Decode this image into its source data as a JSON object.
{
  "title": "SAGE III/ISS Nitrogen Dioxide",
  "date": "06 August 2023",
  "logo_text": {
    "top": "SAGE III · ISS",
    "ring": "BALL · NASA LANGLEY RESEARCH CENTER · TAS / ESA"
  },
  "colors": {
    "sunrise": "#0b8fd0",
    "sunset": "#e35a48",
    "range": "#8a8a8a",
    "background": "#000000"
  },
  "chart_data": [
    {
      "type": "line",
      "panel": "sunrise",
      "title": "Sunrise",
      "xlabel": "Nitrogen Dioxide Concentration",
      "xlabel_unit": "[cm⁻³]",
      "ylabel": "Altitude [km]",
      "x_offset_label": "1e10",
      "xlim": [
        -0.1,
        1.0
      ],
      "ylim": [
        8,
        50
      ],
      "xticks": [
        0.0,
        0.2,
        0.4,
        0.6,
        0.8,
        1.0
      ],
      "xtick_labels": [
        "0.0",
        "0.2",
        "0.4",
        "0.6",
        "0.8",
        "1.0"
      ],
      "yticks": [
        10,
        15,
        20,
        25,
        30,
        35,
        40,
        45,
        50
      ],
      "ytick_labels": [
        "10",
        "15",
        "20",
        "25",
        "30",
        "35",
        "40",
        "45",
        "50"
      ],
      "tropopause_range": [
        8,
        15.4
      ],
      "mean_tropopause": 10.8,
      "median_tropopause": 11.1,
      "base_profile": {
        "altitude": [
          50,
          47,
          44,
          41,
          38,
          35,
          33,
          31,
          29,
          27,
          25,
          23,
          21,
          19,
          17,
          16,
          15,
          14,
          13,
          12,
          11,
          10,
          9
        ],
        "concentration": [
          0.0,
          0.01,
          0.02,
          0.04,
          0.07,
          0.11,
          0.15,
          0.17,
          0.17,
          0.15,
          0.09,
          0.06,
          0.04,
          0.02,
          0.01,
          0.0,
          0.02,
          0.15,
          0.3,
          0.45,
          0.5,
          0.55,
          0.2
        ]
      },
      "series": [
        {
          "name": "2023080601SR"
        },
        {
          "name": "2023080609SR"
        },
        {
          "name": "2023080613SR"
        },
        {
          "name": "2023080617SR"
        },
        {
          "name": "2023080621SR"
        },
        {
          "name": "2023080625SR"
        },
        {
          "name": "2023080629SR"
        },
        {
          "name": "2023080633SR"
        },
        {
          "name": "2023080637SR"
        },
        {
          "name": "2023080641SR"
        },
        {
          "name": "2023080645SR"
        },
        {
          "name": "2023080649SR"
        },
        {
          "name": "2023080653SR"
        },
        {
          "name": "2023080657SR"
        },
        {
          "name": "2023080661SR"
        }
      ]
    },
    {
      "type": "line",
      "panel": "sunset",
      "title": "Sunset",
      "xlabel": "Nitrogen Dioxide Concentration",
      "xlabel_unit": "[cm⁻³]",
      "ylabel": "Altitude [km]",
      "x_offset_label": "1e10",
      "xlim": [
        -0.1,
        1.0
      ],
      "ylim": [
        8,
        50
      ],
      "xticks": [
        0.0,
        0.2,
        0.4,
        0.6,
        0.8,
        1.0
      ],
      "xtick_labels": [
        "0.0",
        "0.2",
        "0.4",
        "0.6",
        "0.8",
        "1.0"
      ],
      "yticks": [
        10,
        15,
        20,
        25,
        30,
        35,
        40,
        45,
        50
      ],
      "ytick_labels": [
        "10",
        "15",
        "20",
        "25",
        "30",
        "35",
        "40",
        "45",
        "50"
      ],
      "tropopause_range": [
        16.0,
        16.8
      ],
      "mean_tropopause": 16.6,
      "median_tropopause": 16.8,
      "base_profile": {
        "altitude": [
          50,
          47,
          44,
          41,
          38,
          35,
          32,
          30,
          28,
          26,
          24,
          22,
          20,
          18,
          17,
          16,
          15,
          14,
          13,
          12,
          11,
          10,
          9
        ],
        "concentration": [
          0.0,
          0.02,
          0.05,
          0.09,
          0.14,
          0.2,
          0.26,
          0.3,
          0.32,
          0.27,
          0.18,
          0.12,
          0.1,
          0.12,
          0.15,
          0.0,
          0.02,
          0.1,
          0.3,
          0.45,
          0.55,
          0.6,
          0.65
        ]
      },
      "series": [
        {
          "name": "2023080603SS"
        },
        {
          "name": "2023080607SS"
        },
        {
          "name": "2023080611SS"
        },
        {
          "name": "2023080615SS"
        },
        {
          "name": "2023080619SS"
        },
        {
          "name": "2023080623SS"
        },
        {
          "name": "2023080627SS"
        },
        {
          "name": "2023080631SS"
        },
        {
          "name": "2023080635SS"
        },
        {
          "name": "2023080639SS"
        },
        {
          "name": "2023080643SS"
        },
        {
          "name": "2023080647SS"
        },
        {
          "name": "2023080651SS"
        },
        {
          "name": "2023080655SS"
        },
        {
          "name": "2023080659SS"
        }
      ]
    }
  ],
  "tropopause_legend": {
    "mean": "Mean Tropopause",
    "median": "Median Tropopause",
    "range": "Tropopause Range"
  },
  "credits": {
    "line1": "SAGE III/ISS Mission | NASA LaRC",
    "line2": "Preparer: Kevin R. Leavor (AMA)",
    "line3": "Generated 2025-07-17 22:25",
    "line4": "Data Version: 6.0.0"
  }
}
━━━━
▶ [TO DO] In full and verbatim, repeat the records given above.

▶ [TASK SOLUTION]
Decode this image into its source data as a JSON object.
{
  "title": "SAGE III/ISS Nitrogen Dioxide",
  "date": "06 August 2023",
  "logo_text": {
    "top": "SAGE III · ISS",
    "ring": "BALL · NASA LANGLEY RESEARCH CENTER · TAS / ESA"
  },
  "colors": {
    "sunrise": "#0b8fd0",
    "sunset": "#e35a48",
    "range": "#8a8a8a",
    "background": "#000000"
  },
  "chart_data": [
    {
      "type": "line",
      "panel": "sunrise",
      "title": "Sunrise",
      "xlabel": "Nitrogen Dioxide Concentration",
      "xlabel_unit": "[cm⁻³]",
      "ylabel": "Altitude [km]",
      "x_offset_label": "1e10",
      "xlim": [
        -0.1,
        1.0
      ],
      "ylim": [
        8,
        50
      ],
      "xticks": [
        0.0,
        0.2,
        0.4,
        0.6,
        0.8,
        1.0
      ],
      "xtick_labels": [
        "0.0",
        "0.2",
        "0.4",
        "0.6",
        "0.8",
        "1.0"
      ],
      "yticks": [
        10,
        15,
        20,
        25,
        30,
        35,
        40,
        45,
        50
      ],
      "ytick_labels": [
        "10",
        "15",
        "20",
        "25",
        "30",
        "35",
        "40",
        "45",
        "50"
      ],
      "tropopause_range": [
        8,
        15.4
      ],
      "mean_tropopause": 10.8,
      "median_tropopause": 11.1,
      "base_profile": {
        "altitude": [
          50,
          47,
          44,
          41,
          38,
          35,
          33,
          31,
          29,
          27,
          25,
          23,
          21,
          19,
          17,
          16,
          15,
          14,
          13,
          12,
          11,
          10,
          9
        ],
        "concentration": [
          0.0,
          0.01,
          0.02,
          0.04,
          0.07,
          0.11,
          0.15,
          0.17,
          0.17,
          0.15,
          0.09,
          0.06,
          0.04,
          0.02,
          0.01,
          0.0,
          0.02,
          0.15,
          0.3,
          0.45,
          0.5,
          0.55,
          0.2
        ]
      },
      "series": [
        {
          "name": "2023080601SR"
        },
        {
          "name": "2023080609SR"
        },
        {
          "name": "2023080613SR"
        },
        {
          "name": "2023080617SR"
        },
        {
          "name": "2023080621SR"
        },
        {
          "name": "2023080625SR"
        },
        {
          "name": "2023080629SR"
        },
        {
          "name": "2023080633SR"
        },
        {
          "name": "2023080637SR"
        },
        {
          "name": "2023080641SR"
        },
        {
          "name": "2023080645SR"
        },
        {
          "name": "2023080649SR"
        },
        {
          "name": "2023080653SR"
        },
        {
          "name": "2023080657SR"
        },
        {
          "name": "2023080661SR"
        }
      ]
    },
    {
      "type": "line",
      "panel": "sunset",
      "title": "Sunset",
      "xlabel": "Nitrogen Dioxide Concentration",
      "xlabel_unit": "[cm⁻³]",
      "ylabel": "Altitude [km]",
      "x_offset_label": "1e10",
      "xlim": [
        -0.1,
        1.0
      ],
      "ylim": [
        8,
        50
      ],
      "xticks": [
        0.0,
        0.2,
        0.4,
        0.6,
        0.8,
        1.0
      ],
      "xtick_labels": [
        "0.0",
        "0.2",
        "0.4",
        "0.6",
        "0.8",
        "1.0"
      ],
      "yticks": [
        10,
        15,
        20,
        25,
        30,
        35,
        40,
        45,
        50
      ],
      "ytick_labels": [
        "10",
        "15",
        "20",
        "25",
        "30",
        "35",
        "40",
        "45",
        "50"
      ],
      "tropopause_range": [
        16.0,
        16.8
      ],
      "mean_tropopause": 16.6,
      "median_tropopause": 16.8,
      "base_profile": {
        "altitude": [
          50,
          47,
          44,
          41,
          38,
          35,
          32,
          30,
          28,
          26,
          24,
          22,
          20,
          18,
          17,
          16,
          15,
          14,
          13,
          12,
          11,
          10,
          9
        ],
        "concentration": [
          0.0,
          0.02,
          0.05,
          0.09,
          0.14,
          0.2,
          0.26,
          0.3,
          0.32,
          0.27,
          0.18,
          0.12,
          0.1,
          0.12,
          0.15,
          0.0,
          0.02,
          0.1,
          0.3,
          0.45,
          0.55,
          0.6,
          0.65
        ]
      },
      "series": [
        {
          "name": "2023080603SS"
        },
        {
          "name": "2023080607SS"
        },
        {
          "name": "2023080611SS"
        },
        {
          "name": "2023080615SS"
        },
        {
          "name": "2023080619SS"
        },
        {
          "name": "2023080623SS"
        },
        {
          "name": "2023080627SS"
        },
        {
          "name": "2023080631SS"
        },
        {
          "name": "2023080635SS"
        },
        {
          "name": "2023080639SS"
        },
        {
          "name": "2023080643SS"
        },
        {
          "name": "2023080647SS"
        },
        {
          "name": "2023080651SS"
        },
        {
          "name": "2023080655SS"
        },
        {
          "name": "2023080659SS"
        }
      ]
    }
  ],
  "tropopause_legend": {
    "mean": "Mean Tropopause",
    "median": "Median Tropopause",
    "range": "Tropopause Range"
  },
  "credits": {
    "line1": "SAGE III/ISS Mission | NASA LaRC",
    "line2": "Preparer: Kevin R. Leavor (AMA)",
    "line3": "Generated 2025-07-17 22:25",
    "line4": "Data Version: 6.0.0"
  }
}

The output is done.